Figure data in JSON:

* * *

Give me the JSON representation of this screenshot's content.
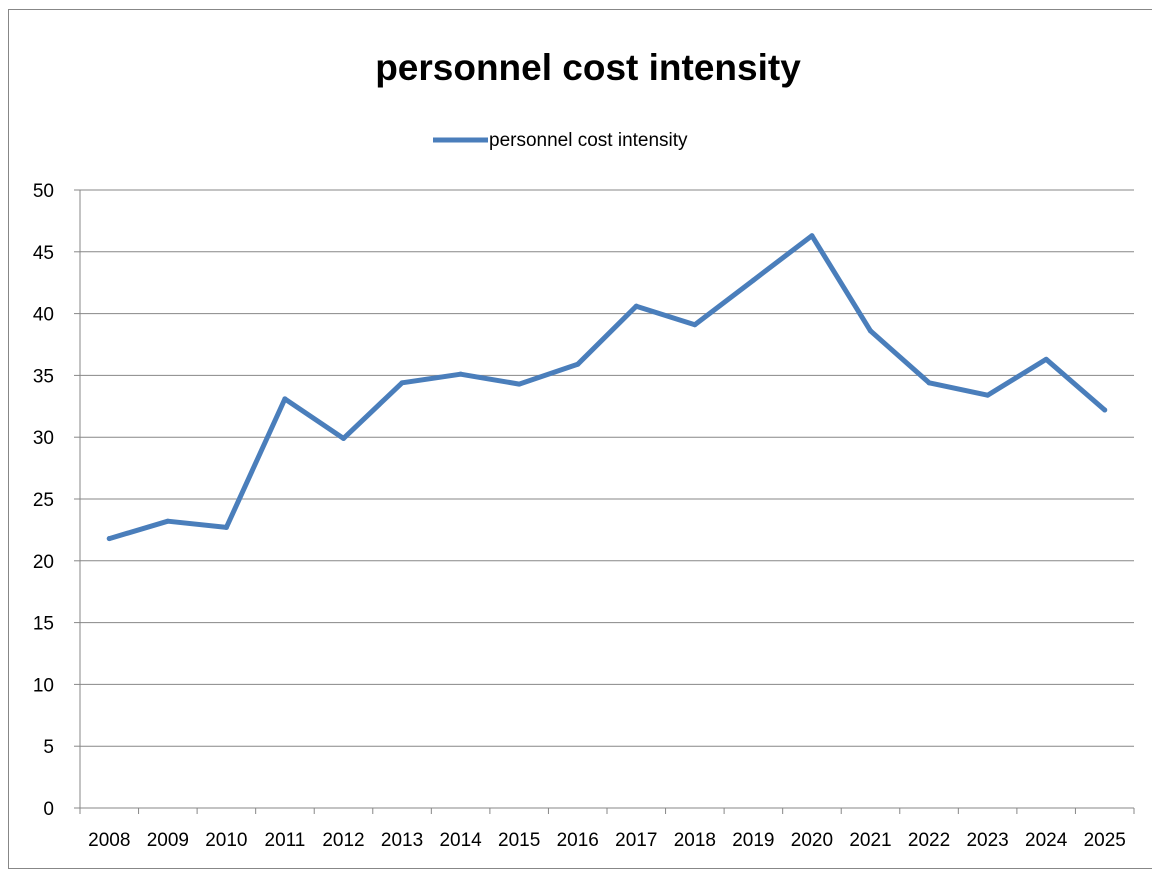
{
  "chart_data": {
    "type": "line",
    "title": "personnel cost intensity",
    "categories": [
      "2008",
      "2009",
      "2010",
      "2011",
      "2012",
      "2013",
      "2014",
      "2015",
      "2016",
      "2017",
      "2018",
      "2019",
      "2020",
      "2021",
      "2022",
      "2023",
      "2024",
      "2025"
    ],
    "series": [
      {
        "name": "personnel cost intensity",
        "color": "#4a7ebb",
        "values": [
          21.8,
          23.2,
          22.7,
          33.1,
          29.9,
          34.4,
          35.1,
          34.3,
          35.9,
          40.6,
          39.1,
          42.7,
          46.3,
          38.6,
          34.4,
          33.4,
          36.3,
          32.2
        ]
      }
    ],
    "ylim": [
      0,
      50
    ],
    "y_ticks": [
      "0",
      "5",
      "10",
      "15",
      "20",
      "25",
      "30",
      "35",
      "40",
      "45",
      "50"
    ],
    "xlabel": "",
    "ylabel": "",
    "grid": true,
    "legend_position": "top"
  }
}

* * *

» **WHAT THE EXERCISE ASKS**: Write out the full listing verbatim, excluding its pictures.

» **SOLUTION TO THIS PROBLEM**:
Give me the JSON representation of this screenshot's content.
{
  "chart_data": {
    "type": "line",
    "title": "personnel cost intensity",
    "categories": [
      "2008",
      "2009",
      "2010",
      "2011",
      "2012",
      "2013",
      "2014",
      "2015",
      "2016",
      "2017",
      "2018",
      "2019",
      "2020",
      "2021",
      "2022",
      "2023",
      "2024",
      "2025"
    ],
    "series": [
      {
        "name": "personnel cost intensity",
        "color": "#4a7ebb",
        "values": [
          21.8,
          23.2,
          22.7,
          33.1,
          29.9,
          34.4,
          35.1,
          34.3,
          35.9,
          40.6,
          39.1,
          42.7,
          46.3,
          38.6,
          34.4,
          33.4,
          36.3,
          32.2
        ]
      }
    ],
    "ylim": [
      0,
      50
    ],
    "y_ticks": [
      "0",
      "5",
      "10",
      "15",
      "20",
      "25",
      "30",
      "35",
      "40",
      "45",
      "50"
    ],
    "xlabel": "",
    "ylabel": "",
    "grid": true,
    "legend_position": "top"
  }
}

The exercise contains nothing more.